**What the exercise asks**: Copy each line that has the string "index" somewhere in it.

**Records for the task**:
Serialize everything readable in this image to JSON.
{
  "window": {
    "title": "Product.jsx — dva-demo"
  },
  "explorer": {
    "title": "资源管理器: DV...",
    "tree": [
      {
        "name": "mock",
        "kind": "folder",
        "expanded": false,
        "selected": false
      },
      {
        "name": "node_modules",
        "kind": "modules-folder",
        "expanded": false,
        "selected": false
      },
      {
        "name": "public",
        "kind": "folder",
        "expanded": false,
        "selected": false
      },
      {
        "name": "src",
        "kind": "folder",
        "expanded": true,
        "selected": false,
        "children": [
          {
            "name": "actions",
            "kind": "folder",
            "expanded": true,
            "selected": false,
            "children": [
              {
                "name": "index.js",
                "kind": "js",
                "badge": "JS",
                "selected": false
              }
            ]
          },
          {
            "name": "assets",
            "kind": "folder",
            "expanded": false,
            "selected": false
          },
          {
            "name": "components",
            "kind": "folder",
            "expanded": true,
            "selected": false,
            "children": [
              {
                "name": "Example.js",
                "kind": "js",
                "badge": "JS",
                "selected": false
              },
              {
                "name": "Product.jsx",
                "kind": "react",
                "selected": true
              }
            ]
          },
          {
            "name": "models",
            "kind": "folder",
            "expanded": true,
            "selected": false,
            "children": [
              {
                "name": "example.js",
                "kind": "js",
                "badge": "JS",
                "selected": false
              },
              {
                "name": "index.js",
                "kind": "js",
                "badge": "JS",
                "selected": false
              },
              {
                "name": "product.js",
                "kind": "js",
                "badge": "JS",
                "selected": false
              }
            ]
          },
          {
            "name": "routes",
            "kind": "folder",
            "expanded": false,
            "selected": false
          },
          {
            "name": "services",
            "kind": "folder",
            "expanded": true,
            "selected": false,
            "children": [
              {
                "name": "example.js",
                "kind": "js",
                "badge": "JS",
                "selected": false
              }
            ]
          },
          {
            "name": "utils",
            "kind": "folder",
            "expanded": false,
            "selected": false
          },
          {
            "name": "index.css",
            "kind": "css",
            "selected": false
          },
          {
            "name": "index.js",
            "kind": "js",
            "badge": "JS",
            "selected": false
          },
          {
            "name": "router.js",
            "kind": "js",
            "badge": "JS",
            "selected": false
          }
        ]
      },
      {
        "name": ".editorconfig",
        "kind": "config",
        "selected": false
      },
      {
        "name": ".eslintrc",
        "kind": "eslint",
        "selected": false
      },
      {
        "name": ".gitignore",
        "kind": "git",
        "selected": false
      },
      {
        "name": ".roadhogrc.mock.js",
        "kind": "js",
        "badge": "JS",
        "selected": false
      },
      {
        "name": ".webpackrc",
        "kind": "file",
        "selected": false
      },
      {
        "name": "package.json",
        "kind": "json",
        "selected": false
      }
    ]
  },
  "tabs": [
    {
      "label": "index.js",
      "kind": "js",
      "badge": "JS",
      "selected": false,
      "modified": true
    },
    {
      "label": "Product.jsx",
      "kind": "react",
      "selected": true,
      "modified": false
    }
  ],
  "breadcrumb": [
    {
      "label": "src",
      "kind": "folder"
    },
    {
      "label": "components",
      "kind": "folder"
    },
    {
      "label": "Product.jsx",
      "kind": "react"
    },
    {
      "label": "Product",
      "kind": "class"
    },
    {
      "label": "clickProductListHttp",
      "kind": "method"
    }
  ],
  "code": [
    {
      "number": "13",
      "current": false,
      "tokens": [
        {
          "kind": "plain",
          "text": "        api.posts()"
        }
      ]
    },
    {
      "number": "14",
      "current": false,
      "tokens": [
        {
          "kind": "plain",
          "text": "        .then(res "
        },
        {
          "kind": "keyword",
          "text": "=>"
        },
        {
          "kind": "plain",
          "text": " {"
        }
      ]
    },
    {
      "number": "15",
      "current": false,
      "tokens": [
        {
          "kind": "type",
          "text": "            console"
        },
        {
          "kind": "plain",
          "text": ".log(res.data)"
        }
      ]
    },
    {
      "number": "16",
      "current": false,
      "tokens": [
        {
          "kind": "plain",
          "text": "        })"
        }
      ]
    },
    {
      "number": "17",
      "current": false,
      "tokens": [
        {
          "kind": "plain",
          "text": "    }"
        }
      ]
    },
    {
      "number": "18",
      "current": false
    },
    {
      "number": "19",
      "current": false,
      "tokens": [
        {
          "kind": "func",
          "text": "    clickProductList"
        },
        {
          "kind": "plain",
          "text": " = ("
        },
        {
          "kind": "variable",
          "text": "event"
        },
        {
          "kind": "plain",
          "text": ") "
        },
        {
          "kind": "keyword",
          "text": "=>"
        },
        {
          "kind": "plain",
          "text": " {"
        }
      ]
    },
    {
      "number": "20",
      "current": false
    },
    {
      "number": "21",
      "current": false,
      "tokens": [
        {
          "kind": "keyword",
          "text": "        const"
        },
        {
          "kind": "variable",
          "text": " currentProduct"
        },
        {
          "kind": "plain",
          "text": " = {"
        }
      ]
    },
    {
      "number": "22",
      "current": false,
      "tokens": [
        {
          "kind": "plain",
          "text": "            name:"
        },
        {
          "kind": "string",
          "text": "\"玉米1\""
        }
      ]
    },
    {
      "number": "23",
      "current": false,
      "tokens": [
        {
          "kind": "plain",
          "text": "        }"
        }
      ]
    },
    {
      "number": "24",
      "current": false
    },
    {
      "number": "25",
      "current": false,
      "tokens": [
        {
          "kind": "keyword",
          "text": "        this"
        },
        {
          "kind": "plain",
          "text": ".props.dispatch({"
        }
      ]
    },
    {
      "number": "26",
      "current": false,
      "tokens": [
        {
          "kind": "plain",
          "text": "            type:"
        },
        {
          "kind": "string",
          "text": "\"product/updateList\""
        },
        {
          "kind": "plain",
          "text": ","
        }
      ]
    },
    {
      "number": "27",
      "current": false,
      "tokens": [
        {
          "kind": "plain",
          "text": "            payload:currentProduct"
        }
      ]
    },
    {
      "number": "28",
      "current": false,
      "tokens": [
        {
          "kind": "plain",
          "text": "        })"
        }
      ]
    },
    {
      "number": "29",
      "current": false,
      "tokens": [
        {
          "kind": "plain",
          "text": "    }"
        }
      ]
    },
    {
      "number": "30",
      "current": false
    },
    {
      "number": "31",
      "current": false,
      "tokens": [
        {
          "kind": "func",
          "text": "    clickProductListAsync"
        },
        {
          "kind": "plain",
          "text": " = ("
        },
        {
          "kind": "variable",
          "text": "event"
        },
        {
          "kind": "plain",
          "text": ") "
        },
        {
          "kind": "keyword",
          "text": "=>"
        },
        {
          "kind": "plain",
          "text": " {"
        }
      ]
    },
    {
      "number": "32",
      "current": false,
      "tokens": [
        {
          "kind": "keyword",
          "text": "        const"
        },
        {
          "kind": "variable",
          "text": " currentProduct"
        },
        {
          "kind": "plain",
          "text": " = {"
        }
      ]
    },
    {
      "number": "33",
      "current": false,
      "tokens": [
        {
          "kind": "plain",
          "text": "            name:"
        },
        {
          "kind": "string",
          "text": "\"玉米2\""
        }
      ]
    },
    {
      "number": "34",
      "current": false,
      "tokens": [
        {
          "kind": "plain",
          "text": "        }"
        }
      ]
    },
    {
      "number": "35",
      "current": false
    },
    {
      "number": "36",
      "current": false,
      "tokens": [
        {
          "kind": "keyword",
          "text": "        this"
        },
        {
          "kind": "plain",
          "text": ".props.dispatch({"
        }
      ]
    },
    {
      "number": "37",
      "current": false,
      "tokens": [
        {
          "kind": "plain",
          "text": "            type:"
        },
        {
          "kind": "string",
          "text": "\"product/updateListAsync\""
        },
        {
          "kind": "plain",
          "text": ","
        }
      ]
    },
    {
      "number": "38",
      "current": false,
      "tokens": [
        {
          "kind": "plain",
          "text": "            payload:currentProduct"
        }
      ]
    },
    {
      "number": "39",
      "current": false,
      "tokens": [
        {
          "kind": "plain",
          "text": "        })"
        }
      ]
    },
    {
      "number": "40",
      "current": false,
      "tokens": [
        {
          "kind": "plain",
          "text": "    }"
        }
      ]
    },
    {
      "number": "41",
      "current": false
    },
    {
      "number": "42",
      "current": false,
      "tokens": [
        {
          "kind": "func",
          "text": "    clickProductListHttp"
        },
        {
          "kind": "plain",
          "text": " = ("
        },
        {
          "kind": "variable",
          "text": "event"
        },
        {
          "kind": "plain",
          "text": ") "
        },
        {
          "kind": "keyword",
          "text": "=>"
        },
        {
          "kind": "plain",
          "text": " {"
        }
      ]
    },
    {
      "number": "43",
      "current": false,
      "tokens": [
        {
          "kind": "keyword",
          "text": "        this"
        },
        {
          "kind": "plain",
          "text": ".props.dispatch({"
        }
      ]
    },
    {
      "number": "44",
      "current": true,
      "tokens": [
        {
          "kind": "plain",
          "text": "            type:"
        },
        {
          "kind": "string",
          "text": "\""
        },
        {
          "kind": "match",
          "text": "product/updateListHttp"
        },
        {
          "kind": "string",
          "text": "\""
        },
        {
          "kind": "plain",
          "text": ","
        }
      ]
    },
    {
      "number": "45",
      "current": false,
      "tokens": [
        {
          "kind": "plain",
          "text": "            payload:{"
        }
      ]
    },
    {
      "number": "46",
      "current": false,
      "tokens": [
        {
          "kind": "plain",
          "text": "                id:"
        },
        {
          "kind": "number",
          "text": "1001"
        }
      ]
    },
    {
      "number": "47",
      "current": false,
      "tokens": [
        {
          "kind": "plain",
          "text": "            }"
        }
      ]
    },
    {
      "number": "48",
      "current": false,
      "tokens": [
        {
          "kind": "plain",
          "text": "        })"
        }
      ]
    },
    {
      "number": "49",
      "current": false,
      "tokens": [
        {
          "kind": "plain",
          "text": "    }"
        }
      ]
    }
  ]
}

**Output of the task**:
                "name": "index.js",
                "name": "index.js",
            "name": "index.css",
            "name": "index.js",
      "label": "index.js",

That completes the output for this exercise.